Short problem:
In the records that follow, locate every line with "ENTRE" and extract it.

Records for this exercise:

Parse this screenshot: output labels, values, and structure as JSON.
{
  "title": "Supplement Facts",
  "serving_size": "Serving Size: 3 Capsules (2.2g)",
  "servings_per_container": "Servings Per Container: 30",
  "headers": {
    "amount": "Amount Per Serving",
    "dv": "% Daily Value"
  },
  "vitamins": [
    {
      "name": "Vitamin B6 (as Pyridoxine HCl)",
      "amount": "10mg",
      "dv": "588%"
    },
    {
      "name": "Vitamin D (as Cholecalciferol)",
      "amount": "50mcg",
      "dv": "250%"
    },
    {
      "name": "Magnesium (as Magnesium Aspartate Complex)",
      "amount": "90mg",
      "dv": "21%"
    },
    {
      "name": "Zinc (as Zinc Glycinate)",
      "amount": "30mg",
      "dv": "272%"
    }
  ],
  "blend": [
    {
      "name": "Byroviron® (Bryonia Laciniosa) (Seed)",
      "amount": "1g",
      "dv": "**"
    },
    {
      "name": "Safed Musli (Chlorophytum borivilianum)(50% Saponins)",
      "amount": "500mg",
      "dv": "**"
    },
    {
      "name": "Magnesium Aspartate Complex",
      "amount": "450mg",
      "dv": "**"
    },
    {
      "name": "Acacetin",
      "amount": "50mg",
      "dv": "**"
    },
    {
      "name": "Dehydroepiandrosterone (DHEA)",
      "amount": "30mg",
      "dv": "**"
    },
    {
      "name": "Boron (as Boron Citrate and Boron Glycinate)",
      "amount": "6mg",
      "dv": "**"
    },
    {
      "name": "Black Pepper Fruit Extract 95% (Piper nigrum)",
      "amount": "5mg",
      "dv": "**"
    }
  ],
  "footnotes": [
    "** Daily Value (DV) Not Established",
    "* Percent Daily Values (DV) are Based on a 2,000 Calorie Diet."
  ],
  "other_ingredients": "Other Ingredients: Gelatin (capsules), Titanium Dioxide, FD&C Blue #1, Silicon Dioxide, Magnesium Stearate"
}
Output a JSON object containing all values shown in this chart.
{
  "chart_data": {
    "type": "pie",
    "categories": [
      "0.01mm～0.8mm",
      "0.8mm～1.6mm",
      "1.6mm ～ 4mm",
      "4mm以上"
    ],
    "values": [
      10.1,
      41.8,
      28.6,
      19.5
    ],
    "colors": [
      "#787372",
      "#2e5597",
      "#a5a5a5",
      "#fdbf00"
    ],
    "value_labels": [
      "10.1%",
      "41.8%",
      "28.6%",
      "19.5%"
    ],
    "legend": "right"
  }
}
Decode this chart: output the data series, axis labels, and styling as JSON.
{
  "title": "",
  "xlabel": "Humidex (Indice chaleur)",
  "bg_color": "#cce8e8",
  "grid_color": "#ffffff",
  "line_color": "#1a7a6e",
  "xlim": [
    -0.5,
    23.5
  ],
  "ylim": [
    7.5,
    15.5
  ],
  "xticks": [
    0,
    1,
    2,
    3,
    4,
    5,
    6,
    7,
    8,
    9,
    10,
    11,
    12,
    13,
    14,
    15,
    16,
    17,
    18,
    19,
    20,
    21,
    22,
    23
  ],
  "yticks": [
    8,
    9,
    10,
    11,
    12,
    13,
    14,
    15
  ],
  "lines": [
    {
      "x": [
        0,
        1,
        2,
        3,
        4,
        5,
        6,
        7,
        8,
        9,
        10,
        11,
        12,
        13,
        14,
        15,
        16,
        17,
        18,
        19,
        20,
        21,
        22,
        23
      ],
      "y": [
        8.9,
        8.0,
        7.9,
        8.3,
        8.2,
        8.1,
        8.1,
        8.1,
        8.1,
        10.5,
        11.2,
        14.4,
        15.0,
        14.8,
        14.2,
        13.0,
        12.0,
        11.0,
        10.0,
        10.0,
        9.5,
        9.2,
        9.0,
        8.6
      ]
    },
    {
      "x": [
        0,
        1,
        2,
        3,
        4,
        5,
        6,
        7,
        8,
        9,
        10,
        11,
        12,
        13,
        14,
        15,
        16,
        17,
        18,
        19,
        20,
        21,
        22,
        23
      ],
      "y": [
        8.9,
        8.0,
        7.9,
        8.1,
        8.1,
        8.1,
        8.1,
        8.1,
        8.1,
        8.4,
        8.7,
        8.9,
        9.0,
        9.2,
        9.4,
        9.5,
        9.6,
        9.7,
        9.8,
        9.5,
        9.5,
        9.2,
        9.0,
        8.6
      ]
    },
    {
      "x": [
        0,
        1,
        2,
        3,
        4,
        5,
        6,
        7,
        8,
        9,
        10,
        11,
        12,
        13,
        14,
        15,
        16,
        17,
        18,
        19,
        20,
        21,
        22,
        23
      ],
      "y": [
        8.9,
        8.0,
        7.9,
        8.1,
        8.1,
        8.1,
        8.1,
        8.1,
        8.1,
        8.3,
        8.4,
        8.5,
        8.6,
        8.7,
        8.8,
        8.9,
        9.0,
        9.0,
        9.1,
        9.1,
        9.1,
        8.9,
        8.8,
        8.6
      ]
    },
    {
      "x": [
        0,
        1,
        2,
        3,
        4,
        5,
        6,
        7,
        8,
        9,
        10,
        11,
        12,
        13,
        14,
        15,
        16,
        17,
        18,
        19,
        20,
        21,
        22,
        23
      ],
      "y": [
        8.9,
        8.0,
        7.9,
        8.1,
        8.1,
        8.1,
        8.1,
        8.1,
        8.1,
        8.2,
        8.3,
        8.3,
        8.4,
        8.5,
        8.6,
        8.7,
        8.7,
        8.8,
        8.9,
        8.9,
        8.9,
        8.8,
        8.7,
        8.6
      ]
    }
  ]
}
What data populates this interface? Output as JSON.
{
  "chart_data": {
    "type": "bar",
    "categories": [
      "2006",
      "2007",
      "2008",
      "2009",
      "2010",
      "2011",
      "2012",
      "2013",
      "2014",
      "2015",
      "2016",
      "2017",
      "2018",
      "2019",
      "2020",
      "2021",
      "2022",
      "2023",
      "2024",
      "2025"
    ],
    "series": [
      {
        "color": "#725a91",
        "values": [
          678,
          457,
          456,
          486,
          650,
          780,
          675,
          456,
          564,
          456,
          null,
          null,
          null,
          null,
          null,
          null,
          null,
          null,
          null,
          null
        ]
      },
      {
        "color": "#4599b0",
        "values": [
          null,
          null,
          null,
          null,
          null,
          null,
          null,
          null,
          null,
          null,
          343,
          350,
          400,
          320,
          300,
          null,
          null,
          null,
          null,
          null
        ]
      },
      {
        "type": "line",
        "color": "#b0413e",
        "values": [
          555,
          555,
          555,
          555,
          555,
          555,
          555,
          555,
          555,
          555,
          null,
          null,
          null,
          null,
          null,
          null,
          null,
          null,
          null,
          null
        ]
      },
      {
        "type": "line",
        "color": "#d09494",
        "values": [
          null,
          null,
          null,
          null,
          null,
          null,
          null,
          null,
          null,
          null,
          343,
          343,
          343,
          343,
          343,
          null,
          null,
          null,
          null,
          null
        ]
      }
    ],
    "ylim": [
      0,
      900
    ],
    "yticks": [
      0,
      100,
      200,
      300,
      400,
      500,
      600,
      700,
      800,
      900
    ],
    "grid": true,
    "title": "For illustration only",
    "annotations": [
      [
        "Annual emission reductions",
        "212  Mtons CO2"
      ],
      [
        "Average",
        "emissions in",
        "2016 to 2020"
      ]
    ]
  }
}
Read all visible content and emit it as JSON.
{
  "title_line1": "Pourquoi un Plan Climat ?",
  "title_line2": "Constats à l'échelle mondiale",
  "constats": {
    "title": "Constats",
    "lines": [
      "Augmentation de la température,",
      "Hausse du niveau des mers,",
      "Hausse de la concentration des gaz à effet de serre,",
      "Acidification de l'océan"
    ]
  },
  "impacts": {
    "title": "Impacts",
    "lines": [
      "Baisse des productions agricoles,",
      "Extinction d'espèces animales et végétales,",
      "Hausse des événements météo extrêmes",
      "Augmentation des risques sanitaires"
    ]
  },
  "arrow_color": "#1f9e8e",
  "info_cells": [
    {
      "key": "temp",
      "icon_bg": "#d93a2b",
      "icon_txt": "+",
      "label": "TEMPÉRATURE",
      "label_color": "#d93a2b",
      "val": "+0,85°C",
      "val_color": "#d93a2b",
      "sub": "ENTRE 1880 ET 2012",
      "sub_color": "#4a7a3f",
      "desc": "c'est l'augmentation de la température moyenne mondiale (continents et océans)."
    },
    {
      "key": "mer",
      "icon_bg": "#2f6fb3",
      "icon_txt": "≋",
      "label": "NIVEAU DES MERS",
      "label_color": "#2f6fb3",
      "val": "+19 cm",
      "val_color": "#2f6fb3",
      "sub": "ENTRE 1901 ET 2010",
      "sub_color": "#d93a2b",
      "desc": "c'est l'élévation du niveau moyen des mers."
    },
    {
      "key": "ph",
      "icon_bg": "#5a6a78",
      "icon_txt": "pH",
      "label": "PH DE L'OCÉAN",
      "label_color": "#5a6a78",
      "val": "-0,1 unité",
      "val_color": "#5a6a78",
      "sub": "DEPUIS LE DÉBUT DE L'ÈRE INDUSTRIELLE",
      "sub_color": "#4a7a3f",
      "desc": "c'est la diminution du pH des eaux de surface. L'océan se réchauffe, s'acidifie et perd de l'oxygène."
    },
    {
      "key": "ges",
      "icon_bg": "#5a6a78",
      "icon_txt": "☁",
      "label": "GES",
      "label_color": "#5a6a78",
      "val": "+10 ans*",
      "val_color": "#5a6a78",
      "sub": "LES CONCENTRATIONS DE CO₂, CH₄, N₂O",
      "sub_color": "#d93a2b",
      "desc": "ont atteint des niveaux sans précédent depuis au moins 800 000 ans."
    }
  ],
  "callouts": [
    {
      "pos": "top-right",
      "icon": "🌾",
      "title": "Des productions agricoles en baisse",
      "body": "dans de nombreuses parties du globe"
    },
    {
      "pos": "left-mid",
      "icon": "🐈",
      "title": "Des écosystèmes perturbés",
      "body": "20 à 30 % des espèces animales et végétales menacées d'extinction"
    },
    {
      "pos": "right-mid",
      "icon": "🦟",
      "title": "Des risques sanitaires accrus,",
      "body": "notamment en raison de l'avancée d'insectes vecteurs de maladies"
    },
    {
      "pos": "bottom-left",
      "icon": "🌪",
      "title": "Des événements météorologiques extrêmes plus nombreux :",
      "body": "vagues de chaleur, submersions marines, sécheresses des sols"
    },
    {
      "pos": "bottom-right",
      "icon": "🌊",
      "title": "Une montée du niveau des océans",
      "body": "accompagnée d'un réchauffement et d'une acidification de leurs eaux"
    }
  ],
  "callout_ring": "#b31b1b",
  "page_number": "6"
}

Expected answer:
      "sub": "ENTRE 1880 ET 2012",
      "sub": "ENTRE 1901 ET 2010",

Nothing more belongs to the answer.